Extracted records

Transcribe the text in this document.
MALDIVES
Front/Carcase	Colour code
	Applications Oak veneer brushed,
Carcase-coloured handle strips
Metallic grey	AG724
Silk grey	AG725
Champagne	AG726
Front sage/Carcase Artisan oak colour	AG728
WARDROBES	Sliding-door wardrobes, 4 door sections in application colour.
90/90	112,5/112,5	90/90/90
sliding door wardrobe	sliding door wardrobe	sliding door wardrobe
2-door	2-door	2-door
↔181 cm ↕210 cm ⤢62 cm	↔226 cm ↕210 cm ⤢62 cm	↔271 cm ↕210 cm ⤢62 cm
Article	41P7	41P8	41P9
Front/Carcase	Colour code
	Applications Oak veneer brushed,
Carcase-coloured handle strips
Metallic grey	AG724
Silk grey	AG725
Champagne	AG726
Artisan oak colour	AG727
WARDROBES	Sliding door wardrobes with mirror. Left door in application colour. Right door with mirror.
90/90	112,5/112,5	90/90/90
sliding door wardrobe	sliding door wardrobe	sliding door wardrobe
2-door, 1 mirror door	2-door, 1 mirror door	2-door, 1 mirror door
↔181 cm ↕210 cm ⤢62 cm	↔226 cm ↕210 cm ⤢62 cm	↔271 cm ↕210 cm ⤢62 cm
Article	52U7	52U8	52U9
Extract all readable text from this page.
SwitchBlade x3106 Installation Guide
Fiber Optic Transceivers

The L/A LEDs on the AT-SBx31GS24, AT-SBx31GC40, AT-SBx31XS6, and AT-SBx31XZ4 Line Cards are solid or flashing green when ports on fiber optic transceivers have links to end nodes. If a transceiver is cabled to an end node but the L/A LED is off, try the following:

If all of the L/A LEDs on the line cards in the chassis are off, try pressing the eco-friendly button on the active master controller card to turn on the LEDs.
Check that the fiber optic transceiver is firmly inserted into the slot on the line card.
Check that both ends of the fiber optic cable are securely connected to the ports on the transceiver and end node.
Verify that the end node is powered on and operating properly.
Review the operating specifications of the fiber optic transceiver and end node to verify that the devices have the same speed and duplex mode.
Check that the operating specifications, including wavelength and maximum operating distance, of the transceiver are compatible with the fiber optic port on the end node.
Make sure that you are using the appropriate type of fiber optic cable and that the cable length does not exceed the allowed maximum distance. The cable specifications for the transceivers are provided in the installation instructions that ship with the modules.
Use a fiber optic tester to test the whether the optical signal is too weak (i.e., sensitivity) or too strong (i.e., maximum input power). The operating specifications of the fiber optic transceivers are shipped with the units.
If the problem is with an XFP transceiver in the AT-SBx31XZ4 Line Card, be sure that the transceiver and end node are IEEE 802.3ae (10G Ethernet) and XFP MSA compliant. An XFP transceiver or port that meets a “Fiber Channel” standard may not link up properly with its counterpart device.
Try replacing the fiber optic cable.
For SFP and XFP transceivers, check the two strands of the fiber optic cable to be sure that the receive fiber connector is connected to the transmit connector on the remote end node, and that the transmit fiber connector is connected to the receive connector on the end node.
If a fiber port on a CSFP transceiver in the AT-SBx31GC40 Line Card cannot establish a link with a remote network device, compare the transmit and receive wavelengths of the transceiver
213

_Goal_
Return every line of the preceding records in which the word "text" appears.

_Answer_
Transcribe the text in this document.
Extract all readable text from this page.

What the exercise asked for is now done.